◆ Work to do: Transcribe the records that follow in their entirety, omitting any pictures.

* Start *

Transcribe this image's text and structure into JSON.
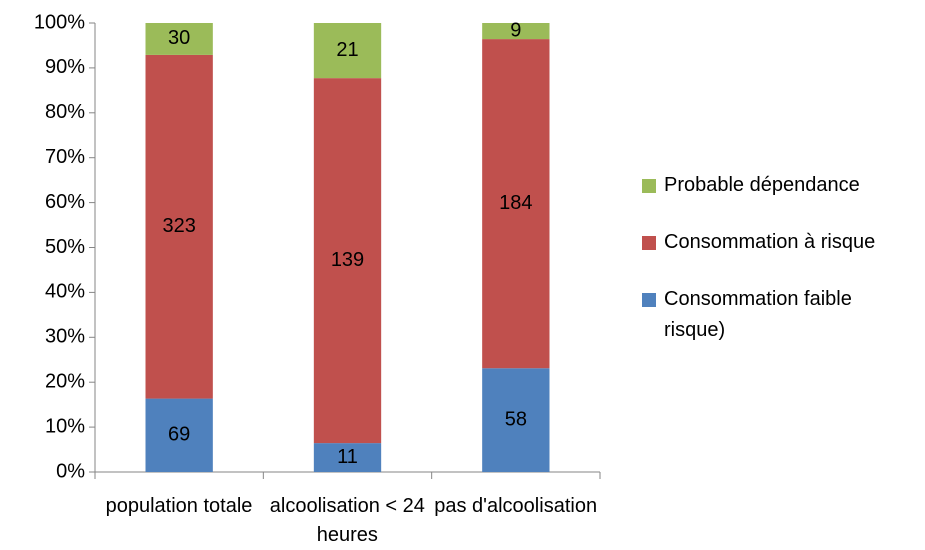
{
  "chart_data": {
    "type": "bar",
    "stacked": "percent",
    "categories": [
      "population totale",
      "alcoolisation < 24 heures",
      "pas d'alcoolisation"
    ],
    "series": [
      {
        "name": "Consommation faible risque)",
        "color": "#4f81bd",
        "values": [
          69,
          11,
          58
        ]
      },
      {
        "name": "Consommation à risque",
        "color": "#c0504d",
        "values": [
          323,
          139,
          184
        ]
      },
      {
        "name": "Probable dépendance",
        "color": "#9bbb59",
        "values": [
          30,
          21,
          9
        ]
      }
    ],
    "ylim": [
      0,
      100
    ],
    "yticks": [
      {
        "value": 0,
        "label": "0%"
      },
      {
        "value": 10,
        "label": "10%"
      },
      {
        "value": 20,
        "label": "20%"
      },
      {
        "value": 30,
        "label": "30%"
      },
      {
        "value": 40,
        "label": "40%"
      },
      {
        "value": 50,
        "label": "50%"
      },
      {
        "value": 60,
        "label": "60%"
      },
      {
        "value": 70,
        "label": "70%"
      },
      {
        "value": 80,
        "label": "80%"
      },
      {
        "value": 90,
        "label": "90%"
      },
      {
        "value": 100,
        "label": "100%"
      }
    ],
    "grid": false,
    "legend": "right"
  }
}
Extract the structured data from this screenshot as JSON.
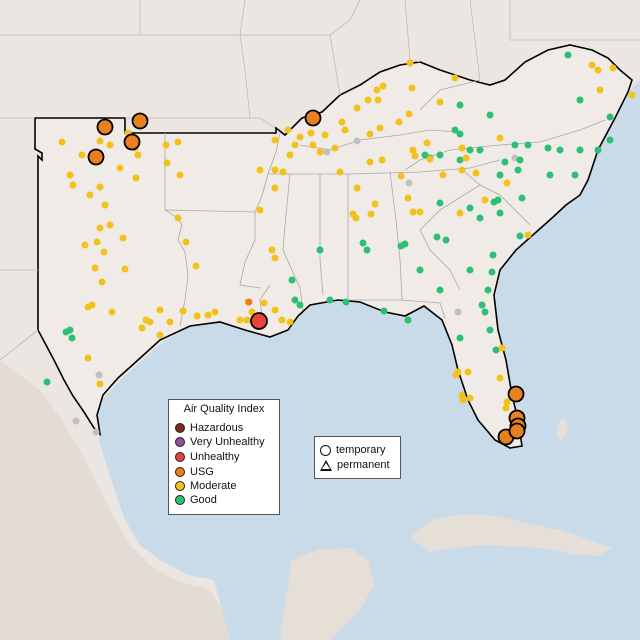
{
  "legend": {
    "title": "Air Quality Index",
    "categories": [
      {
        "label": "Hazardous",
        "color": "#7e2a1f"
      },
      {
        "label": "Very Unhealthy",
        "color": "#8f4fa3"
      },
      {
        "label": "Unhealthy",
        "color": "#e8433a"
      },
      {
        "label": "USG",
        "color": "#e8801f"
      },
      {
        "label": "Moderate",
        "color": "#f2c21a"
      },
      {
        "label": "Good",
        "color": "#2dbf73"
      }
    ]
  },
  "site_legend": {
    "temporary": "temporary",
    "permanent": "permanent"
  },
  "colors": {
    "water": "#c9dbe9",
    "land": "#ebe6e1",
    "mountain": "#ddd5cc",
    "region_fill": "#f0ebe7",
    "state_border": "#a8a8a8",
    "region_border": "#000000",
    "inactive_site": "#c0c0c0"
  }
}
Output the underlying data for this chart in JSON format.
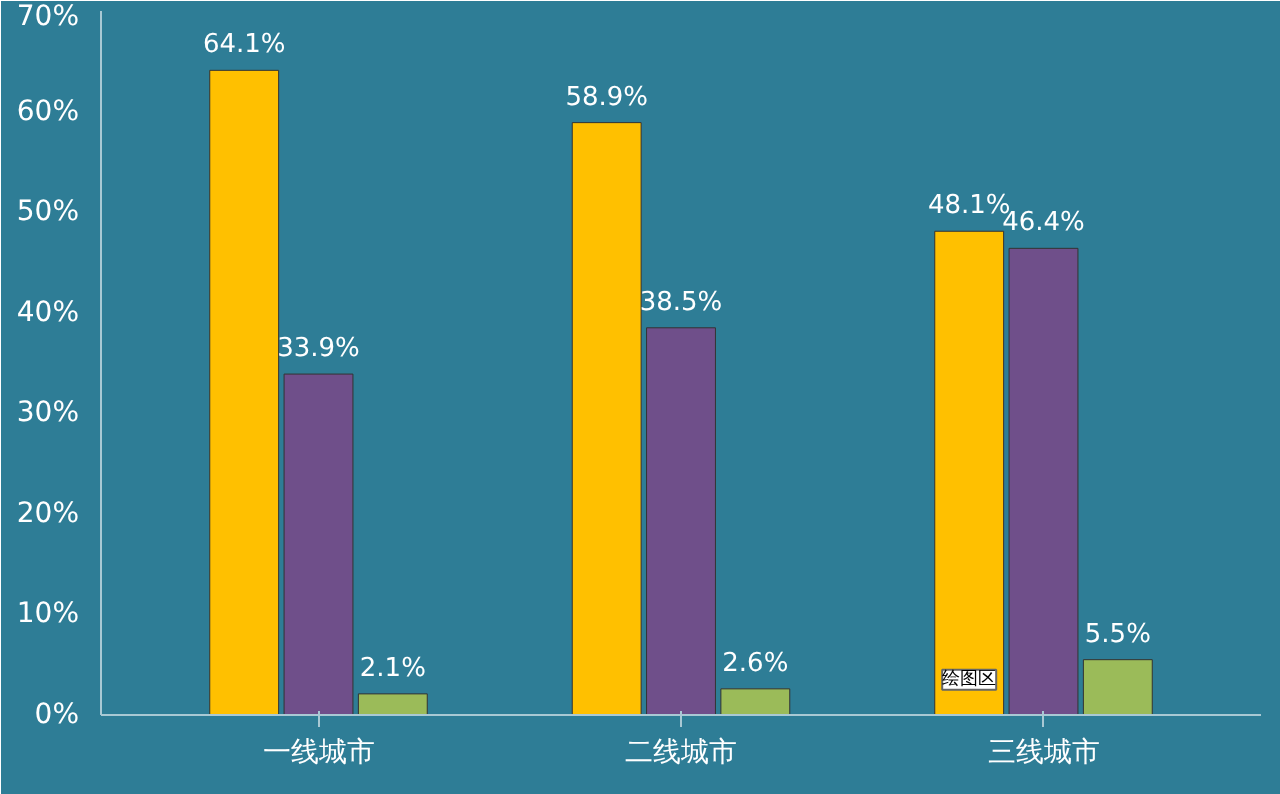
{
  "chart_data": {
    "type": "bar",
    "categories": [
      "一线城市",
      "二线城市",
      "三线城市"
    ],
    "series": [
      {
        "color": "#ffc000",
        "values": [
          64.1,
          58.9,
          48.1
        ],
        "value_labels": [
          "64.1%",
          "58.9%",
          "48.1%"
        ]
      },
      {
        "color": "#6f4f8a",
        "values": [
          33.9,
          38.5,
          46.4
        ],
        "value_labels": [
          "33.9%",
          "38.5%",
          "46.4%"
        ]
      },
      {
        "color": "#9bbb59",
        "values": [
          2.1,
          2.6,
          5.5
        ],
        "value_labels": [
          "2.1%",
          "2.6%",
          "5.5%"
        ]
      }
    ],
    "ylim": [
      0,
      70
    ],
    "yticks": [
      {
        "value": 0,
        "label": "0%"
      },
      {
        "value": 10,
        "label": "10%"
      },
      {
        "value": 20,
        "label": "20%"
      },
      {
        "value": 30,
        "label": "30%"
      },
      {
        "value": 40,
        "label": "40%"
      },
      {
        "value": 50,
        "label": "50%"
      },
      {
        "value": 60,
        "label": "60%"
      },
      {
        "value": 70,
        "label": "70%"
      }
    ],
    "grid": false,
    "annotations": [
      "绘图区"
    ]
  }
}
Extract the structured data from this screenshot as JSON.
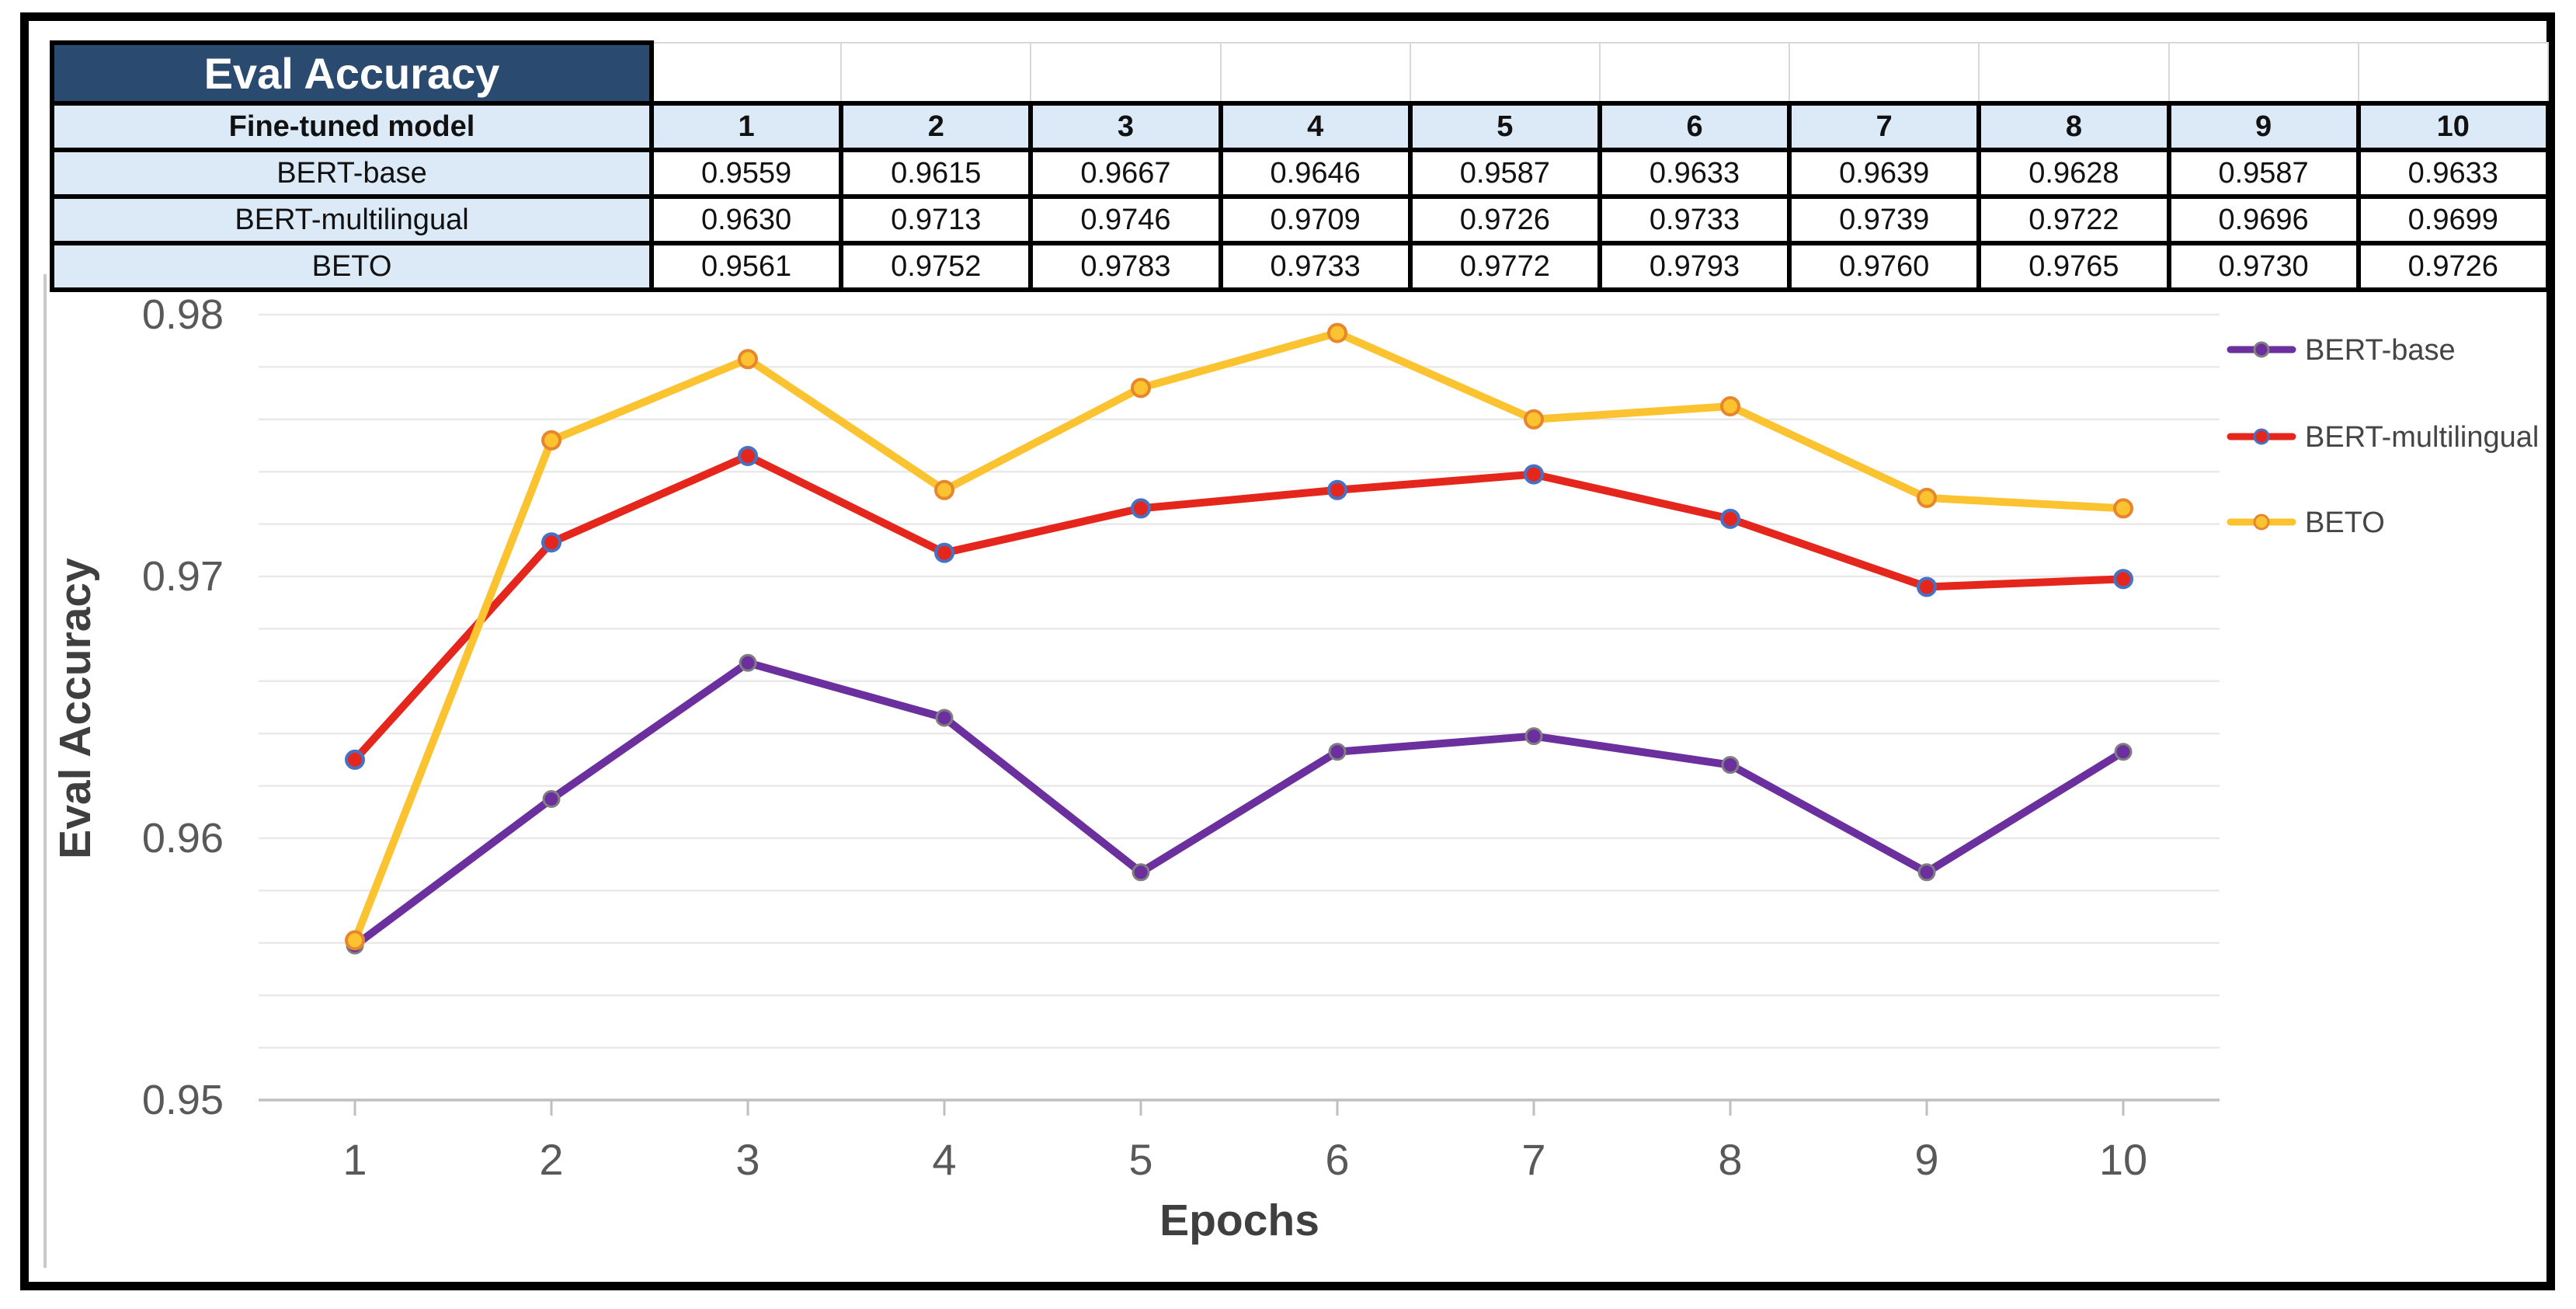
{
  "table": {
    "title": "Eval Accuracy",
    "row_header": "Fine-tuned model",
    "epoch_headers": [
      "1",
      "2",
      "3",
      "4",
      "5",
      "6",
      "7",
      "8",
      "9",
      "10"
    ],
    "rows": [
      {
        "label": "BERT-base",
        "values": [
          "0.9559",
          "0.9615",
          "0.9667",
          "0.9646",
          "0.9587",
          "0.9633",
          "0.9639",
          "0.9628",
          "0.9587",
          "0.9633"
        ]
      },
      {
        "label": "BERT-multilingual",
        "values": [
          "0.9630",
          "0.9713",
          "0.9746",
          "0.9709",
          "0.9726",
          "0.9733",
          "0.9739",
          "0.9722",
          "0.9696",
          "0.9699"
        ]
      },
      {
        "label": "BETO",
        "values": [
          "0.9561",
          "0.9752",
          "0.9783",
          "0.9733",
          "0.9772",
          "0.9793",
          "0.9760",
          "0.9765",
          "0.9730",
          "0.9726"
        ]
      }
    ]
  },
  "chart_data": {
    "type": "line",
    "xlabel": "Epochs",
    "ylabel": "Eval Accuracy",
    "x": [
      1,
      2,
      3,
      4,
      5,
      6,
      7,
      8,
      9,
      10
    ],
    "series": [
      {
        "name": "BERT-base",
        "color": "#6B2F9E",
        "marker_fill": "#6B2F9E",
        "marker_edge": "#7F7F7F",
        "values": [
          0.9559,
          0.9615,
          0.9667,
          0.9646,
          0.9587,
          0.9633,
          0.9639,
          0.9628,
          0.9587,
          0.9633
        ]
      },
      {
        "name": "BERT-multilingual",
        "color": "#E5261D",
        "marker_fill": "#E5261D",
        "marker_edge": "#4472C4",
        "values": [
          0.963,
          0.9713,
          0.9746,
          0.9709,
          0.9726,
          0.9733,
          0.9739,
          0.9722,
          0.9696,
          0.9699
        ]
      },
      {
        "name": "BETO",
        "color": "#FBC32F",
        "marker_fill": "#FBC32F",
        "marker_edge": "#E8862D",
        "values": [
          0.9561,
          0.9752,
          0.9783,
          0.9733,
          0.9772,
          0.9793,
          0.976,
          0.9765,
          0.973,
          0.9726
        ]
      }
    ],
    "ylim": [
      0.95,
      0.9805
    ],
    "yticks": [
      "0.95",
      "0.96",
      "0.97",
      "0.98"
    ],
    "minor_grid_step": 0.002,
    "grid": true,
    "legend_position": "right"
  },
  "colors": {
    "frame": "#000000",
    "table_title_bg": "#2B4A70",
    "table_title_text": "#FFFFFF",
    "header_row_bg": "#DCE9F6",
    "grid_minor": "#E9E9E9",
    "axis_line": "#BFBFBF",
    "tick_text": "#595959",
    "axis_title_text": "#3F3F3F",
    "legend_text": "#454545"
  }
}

* End *

◆ Task answer:
Transcribe this image's text and structure into JSON.
{
  "chart_data": {
    "type": "bar",
    "stacked": "percent",
    "categories": [
      "population totale",
      "alcoolisation < 24 heures",
      "pas d'alcoolisation"
    ],
    "series": [
      {
        "name": "Consommation faible risque)",
        "color": "#4f81bd",
        "values": [
          69,
          11,
          58
        ]
      },
      {
        "name": "Consommation à risque",
        "color": "#c0504d",
        "values": [
          323,
          139,
          184
        ]
      },
      {
        "name": "Probable dépendance",
        "color": "#9bbb59",
        "values": [
          30,
          21,
          9
        ]
      }
    ],
    "ylim": [
      0,
      100
    ],
    "yticks": [
      {
        "value": 0,
        "label": "0%"
      },
      {
        "value": 10,
        "label": "10%"
      },
      {
        "value": 20,
        "label": "20%"
      },
      {
        "value": 30,
        "label": "30%"
      },
      {
        "value": 40,
        "label": "40%"
      },
      {
        "value": 50,
        "label": "50%"
      },
      {
        "value": 60,
        "label": "60%"
      },
      {
        "value": 70,
        "label": "70%"
      },
      {
        "value": 80,
        "label": "80%"
      },
      {
        "value": 90,
        "label": "90%"
      },
      {
        "value": 100,
        "label": "100%"
      }
    ],
    "grid": false,
    "legend": "right"
  }
}
Extract the structured data from this screenshot as JSON.
{
  "legend": {
    "title": "Air Quality Index",
    "categories": [
      {
        "label": "Hazardous",
        "color": "#7e2a1f"
      },
      {
        "label": "Very Unhealthy",
        "color": "#8f4fa3"
      },
      {
        "label": "Unhealthy",
        "color": "#e8433a"
      },
      {
        "label": "USG",
        "color": "#e8801f"
      },
      {
        "label": "Moderate",
        "color": "#f2c21a"
      },
      {
        "label": "Good",
        "color": "#2dbf73"
      }
    ]
  },
  "site_legend": {
    "temporary": "temporary",
    "permanent": "permanent"
  },
  "colors": {
    "water": "#c9dbe9",
    "land": "#ebe6e1",
    "mountain": "#ddd5cc",
    "region_fill": "#f0ebe7",
    "state_border": "#a8a8a8",
    "region_border": "#000000",
    "inactive_site": "#c0c0c0"
  }
}
Output the underlying data for this chart in JSON format.
{
  "chart_data": {
    "type": "bar",
    "categories": [
      "一线城市",
      "二线城市",
      "三线城市"
    ],
    "series": [
      {
        "color": "#ffc000",
        "values": [
          64.1,
          58.9,
          48.1
        ],
        "value_labels": [
          "64.1%",
          "58.9%",
          "48.1%"
        ]
      },
      {
        "color": "#6f4f8a",
        "values": [
          33.9,
          38.5,
          46.4
        ],
        "value_labels": [
          "33.9%",
          "38.5%",
          "46.4%"
        ]
      },
      {
        "color": "#9bbb59",
        "values": [
          2.1,
          2.6,
          5.5
        ],
        "value_labels": [
          "2.1%",
          "2.6%",
          "5.5%"
        ]
      }
    ],
    "ylim": [
      0,
      70
    ],
    "yticks": [
      {
        "value": 0,
        "label": "0%"
      },
      {
        "value": 10,
        "label": "10%"
      },
      {
        "value": 20,
        "label": "20%"
      },
      {
        "value": 30,
        "label": "30%"
      },
      {
        "value": 40,
        "label": "40%"
      },
      {
        "value": 50,
        "label": "50%"
      },
      {
        "value": 60,
        "label": "60%"
      },
      {
        "value": 70,
        "label": "70%"
      }
    ],
    "grid": false,
    "annotations": [
      "绘图区"
    ]
  }
}
Extract the structured data from this screenshot as JSON.
{
  "table": {
    "title": "Eval Accuracy",
    "row_header": "Fine-tuned model",
    "epoch_headers": [
      "1",
      "2",
      "3",
      "4",
      "5",
      "6",
      "7",
      "8",
      "9",
      "10"
    ],
    "rows": [
      {
        "label": "BERT-base",
        "values": [
          "0.9559",
          "0.9615",
          "0.9667",
          "0.9646",
          "0.9587",
          "0.9633",
          "0.9639",
          "0.9628",
          "0.9587",
          "0.9633"
        ]
      },
      {
        "label": "BERT-multilingual",
        "values": [
          "0.9630",
          "0.9713",
          "0.9746",
          "0.9709",
          "0.9726",
          "0.9733",
          "0.9739",
          "0.9722",
          "0.9696",
          "0.9699"
        ]
      },
      {
        "label": "BETO",
        "values": [
          "0.9561",
          "0.9752",
          "0.9783",
          "0.9733",
          "0.9772",
          "0.9793",
          "0.9760",
          "0.9765",
          "0.9730",
          "0.9726"
        ]
      }
    ]
  },
  "chart_data": {
    "type": "line",
    "xlabel": "Epochs",
    "ylabel": "Eval Accuracy",
    "x": [
      1,
      2,
      3,
      4,
      5,
      6,
      7,
      8,
      9,
      10
    ],
    "series": [
      {
        "name": "BERT-base",
        "color": "#6B2F9E",
        "marker_fill": "#6B2F9E",
        "marker_edge": "#7F7F7F",
        "values": [
          0.9559,
          0.9615,
          0.9667,
          0.9646,
          0.9587,
          0.9633,
          0.9639,
          0.9628,
          0.9587,
          0.9633
        ]
      },
      {
        "name": "BERT-multilingual",
        "color": "#E5261D",
        "marker_fill": "#E5261D",
        "marker_edge": "#4472C4",
        "values": [
          0.963,
          0.9713,
          0.9746,
          0.9709,
          0.9726,
          0.9733,
          0.9739,
          0.9722,
          0.9696,
          0.9699
        ]
      },
      {
        "name": "BETO",
        "color": "#FBC32F",
        "marker_fill": "#FBC32F",
        "marker_edge": "#E8862D",
        "values": [
          0.9561,
          0.9752,
          0.9783,
          0.9733,
          0.9772,
          0.9793,
          0.976,
          0.9765,
          0.973,
          0.9726
        ]
      }
    ],
    "ylim": [
      0.95,
      0.9805
    ],
    "yticks": [
      "0.95",
      "0.96",
      "0.97",
      "0.98"
    ],
    "minor_grid_step": 0.002,
    "grid": true,
    "legend_position": "right"
  },
  "colors": {
    "frame": "#000000",
    "table_title_bg": "#2B4A70",
    "table_title_text": "#FFFFFF",
    "header_row_bg": "#DCE9F6",
    "grid_minor": "#E9E9E9",
    "axis_line": "#BFBFBF",
    "tick_text": "#595959",
    "axis_title_text": "#3F3F3F",
    "legend_text": "#454545"
  }
}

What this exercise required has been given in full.